Figure record extracts:
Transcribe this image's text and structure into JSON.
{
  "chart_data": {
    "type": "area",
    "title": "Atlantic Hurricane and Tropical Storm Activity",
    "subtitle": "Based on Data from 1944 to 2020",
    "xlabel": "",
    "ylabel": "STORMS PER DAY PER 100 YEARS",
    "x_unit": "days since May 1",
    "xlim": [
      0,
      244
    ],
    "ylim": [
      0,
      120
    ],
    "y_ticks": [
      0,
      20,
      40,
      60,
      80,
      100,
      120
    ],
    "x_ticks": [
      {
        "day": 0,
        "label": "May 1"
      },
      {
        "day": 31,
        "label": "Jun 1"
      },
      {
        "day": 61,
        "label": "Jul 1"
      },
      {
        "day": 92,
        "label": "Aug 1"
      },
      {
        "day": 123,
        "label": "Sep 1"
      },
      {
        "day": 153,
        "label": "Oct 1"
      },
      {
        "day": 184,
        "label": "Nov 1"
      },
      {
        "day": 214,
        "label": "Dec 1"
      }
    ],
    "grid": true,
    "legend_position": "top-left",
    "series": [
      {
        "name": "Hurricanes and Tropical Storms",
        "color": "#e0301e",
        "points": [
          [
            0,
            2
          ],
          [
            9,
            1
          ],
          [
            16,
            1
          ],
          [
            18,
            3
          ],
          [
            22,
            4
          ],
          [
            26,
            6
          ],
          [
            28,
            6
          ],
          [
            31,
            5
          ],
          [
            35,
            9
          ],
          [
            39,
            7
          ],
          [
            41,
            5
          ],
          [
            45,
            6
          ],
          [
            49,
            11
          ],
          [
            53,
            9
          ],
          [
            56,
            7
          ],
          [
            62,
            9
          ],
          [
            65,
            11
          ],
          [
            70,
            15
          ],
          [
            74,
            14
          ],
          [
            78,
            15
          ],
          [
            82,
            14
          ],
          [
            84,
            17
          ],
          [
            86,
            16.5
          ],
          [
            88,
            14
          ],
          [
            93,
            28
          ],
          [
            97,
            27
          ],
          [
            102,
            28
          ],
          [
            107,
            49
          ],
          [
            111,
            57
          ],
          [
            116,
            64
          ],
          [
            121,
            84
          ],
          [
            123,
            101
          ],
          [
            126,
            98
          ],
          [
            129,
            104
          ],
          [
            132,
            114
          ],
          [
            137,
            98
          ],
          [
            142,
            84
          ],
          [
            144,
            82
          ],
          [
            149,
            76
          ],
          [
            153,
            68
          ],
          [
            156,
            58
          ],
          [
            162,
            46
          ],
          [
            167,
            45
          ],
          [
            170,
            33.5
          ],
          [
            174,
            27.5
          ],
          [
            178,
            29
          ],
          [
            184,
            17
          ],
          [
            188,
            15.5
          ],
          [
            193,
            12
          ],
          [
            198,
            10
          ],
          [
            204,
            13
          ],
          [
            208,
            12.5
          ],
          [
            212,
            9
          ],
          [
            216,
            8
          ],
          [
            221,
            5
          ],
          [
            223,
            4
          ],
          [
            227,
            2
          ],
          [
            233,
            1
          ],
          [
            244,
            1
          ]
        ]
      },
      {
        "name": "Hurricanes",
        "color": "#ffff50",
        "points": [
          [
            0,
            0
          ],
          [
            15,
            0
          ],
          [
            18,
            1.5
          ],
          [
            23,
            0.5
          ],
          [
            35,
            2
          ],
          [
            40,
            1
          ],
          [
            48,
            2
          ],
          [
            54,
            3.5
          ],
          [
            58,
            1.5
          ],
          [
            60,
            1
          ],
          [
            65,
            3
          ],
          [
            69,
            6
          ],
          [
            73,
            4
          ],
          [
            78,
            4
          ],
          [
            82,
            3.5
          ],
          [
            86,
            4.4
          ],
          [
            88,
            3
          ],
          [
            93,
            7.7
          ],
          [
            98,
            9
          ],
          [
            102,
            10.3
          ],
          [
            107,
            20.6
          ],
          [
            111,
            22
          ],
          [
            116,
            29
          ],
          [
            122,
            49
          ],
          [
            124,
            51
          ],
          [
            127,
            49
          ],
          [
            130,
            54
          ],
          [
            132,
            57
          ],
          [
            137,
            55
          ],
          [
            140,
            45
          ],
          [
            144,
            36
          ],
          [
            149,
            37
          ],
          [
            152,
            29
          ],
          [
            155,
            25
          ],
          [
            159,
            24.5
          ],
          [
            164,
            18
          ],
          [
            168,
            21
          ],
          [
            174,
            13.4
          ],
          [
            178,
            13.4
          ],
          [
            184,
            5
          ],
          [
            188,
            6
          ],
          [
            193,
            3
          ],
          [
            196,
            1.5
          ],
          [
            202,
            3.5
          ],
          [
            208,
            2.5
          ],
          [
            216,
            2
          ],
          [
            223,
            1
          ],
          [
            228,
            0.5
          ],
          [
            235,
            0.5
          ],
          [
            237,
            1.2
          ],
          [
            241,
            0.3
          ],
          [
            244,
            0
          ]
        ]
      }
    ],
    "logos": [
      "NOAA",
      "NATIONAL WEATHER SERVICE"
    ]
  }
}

* * *

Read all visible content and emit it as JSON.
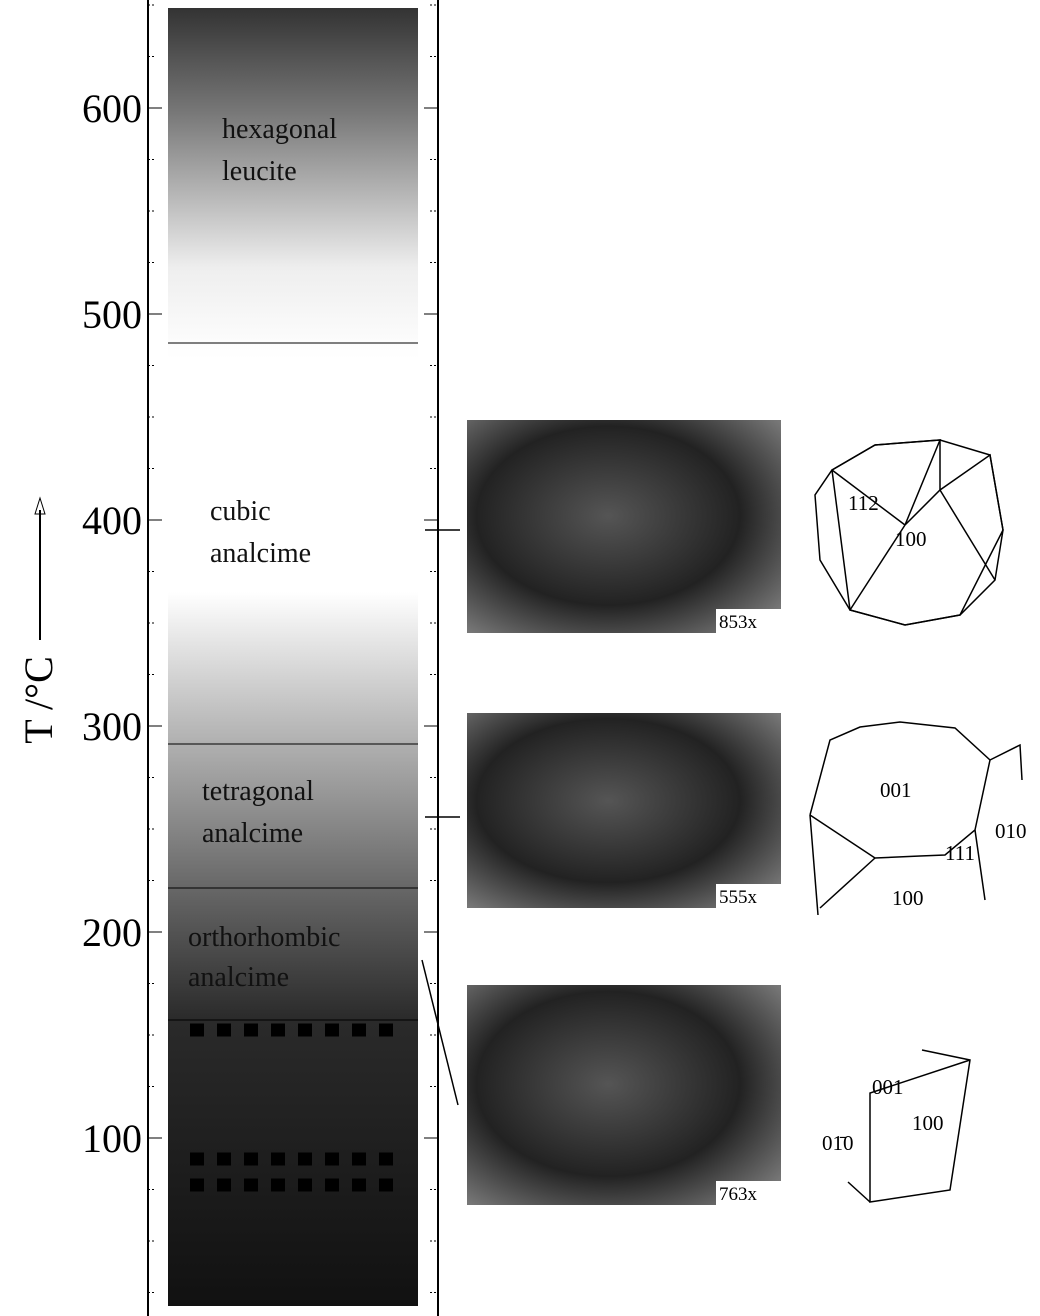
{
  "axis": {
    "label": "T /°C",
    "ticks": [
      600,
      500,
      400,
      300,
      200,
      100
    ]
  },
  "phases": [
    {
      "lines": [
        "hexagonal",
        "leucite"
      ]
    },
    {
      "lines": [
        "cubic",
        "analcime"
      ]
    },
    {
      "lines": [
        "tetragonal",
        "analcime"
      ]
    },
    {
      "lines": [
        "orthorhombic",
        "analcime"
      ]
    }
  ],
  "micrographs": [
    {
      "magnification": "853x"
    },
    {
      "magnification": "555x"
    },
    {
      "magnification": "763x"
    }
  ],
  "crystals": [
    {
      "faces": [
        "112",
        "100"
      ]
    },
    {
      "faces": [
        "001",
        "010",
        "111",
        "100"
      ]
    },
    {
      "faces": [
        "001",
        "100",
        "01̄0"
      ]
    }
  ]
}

...

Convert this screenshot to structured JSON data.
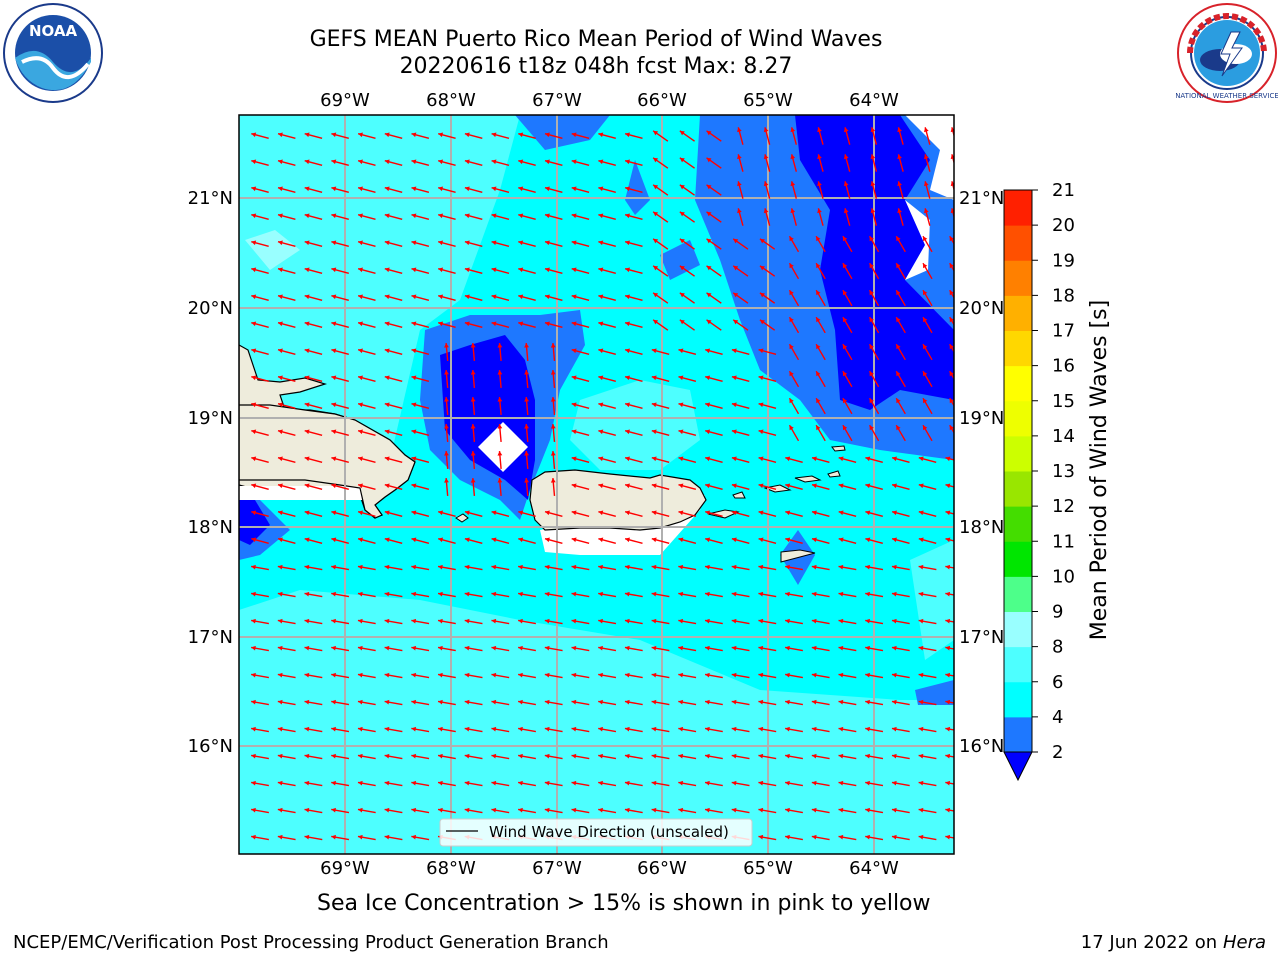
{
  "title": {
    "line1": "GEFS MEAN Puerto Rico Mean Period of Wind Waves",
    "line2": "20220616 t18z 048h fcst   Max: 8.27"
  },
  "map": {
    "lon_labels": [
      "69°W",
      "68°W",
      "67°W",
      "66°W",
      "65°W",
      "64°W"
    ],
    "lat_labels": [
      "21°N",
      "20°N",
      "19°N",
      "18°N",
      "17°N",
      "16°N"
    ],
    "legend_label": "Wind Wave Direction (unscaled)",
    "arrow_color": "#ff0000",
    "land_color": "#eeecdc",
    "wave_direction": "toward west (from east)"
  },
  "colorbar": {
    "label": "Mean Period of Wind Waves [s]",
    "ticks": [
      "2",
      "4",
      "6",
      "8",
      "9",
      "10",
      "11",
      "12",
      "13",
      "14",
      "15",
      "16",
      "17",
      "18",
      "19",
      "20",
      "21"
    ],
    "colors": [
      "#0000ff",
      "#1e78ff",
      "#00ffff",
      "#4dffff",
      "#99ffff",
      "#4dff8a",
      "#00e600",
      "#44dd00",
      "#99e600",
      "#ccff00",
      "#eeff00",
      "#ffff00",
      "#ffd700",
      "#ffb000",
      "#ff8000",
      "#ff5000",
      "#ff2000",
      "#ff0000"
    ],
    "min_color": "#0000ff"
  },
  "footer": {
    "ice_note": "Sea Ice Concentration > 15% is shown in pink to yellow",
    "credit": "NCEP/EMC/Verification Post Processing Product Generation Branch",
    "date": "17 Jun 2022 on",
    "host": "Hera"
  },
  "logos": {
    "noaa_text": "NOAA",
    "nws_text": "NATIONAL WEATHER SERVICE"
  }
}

Task requirements: Pick out every line with the string "Tropical" and copy it.

Exercise answer:
    "title": "Atlantic Hurricane and Tropical Storm Activity",
        "name": "Hurricanes and Tropical Storms",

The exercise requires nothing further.